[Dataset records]
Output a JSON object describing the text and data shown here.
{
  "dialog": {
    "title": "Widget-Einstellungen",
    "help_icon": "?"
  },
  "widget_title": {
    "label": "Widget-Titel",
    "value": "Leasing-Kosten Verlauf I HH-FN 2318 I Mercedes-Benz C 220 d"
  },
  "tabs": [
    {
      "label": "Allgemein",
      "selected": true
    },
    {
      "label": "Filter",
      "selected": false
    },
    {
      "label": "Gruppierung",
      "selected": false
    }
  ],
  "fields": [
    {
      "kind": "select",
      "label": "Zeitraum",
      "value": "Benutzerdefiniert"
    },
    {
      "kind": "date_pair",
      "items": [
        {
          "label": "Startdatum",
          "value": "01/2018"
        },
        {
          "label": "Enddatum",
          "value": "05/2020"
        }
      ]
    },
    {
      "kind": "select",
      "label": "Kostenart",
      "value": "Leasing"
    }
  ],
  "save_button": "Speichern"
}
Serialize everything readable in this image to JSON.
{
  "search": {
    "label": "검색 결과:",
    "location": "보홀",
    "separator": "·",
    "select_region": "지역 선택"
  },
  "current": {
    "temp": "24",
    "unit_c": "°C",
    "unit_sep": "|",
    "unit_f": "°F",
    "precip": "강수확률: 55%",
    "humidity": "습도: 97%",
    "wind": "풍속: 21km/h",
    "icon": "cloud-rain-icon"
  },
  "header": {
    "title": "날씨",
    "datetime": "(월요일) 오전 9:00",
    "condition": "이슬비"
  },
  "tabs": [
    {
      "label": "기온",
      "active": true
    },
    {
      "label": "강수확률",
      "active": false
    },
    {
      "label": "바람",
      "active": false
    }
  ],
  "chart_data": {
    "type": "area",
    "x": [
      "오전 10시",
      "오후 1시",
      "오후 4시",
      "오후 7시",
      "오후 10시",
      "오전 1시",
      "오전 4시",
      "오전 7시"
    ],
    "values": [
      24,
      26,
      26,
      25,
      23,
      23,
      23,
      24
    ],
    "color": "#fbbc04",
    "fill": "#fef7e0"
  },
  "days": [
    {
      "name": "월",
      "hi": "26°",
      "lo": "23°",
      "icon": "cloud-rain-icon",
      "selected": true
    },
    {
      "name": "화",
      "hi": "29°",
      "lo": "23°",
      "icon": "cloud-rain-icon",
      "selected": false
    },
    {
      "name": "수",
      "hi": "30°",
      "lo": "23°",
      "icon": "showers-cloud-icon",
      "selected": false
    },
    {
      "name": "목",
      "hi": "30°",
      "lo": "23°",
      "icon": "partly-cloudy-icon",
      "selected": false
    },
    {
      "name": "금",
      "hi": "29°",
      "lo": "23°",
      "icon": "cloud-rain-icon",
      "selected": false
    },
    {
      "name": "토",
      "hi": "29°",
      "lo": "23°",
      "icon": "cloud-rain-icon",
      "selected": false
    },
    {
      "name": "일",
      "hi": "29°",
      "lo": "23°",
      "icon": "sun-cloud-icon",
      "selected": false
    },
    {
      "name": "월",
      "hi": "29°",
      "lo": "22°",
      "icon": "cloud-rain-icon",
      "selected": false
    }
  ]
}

• **EXERCISE TASK**
Copy the material above, line for line.

• **SOLUTION**
Output a JSON object describing the text and data shown here.
{
  "dialog": {
    "title": "Widget-Einstellungen",
    "help_icon": "?"
  },
  "widget_title": {
    "label": "Widget-Titel",
    "value": "Leasing-Kosten Verlauf I HH-FN 2318 I Mercedes-Benz C 220 d"
  },
  "tabs": [
    {
      "label": "Allgemein",
      "selected": true
    },
    {
      "label": "Filter",
      "selected": false
    },
    {
      "label": "Gruppierung",
      "selected": false
    }
  ],
  "fields": [
    {
      "kind": "select",
      "label": "Zeitraum",
      "value": "Benutzerdefiniert"
    },
    {
      "kind": "date_pair",
      "items": [
        {
          "label": "Startdatum",
          "value": "01/2018"
        },
        {
          "label": "Enddatum",
          "value": "05/2020"
        }
      ]
    },
    {
      "kind": "select",
      "label": "Kostenart",
      "value": "Leasing"
    }
  ],
  "save_button": "Speichern"
}
Serialize everything readable in this image to JSON.
{
  "search": {
    "label": "검색 결과:",
    "location": "보홀",
    "separator": "·",
    "select_region": "지역 선택"
  },
  "current": {
    "temp": "24",
    "unit_c": "°C",
    "unit_sep": "|",
    "unit_f": "°F",
    "precip": "강수확률: 55%",
    "humidity": "습도: 97%",
    "wind": "풍속: 21km/h",
    "icon": "cloud-rain-icon"
  },
  "header": {
    "title": "날씨",
    "datetime": "(월요일) 오전 9:00",
    "condition": "이슬비"
  },
  "tabs": [
    {
      "label": "기온",
      "active": true
    },
    {
      "label": "강수확률",
      "active": false
    },
    {
      "label": "바람",
      "active": false
    }
  ],
  "chart_data": {
    "type": "area",
    "x": [
      "오전 10시",
      "오후 1시",
      "오후 4시",
      "오후 7시",
      "오후 10시",
      "오전 1시",
      "오전 4시",
      "오전 7시"
    ],
    "values": [
      24,
      26,
      26,
      25,
      23,
      23,
      23,
      24
    ],
    "color": "#fbbc04",
    "fill": "#fef7e0"
  },
  "days": [
    {
      "name": "월",
      "hi": "26°",
      "lo": "23°",
      "icon": "cloud-rain-icon",
      "selected": true
    },
    {
      "name": "화",
      "hi": "29°",
      "lo": "23°",
      "icon": "cloud-rain-icon",
      "selected": false
    },
    {
      "name": "수",
      "hi": "30°",
      "lo": "23°",
      "icon": "showers-cloud-icon",
      "selected": false
    },
    {
      "name": "목",
      "hi": "30°",
      "lo": "23°",
      "icon": "partly-cloudy-icon",
      "selected": false
    },
    {
      "name": "금",
      "hi": "29°",
      "lo": "23°",
      "icon": "cloud-rain-icon",
      "selected": false
    },
    {
      "name": "토",
      "hi": "29°",
      "lo": "23°",
      "icon": "cloud-rain-icon",
      "selected": false
    },
    {
      "name": "일",
      "hi": "29°",
      "lo": "23°",
      "icon": "sun-cloud-icon",
      "selected": false
    },
    {
      "name": "월",
      "hi": "29°",
      "lo": "22°",
      "icon": "cloud-rain-icon",
      "selected": false
    }
  ]
}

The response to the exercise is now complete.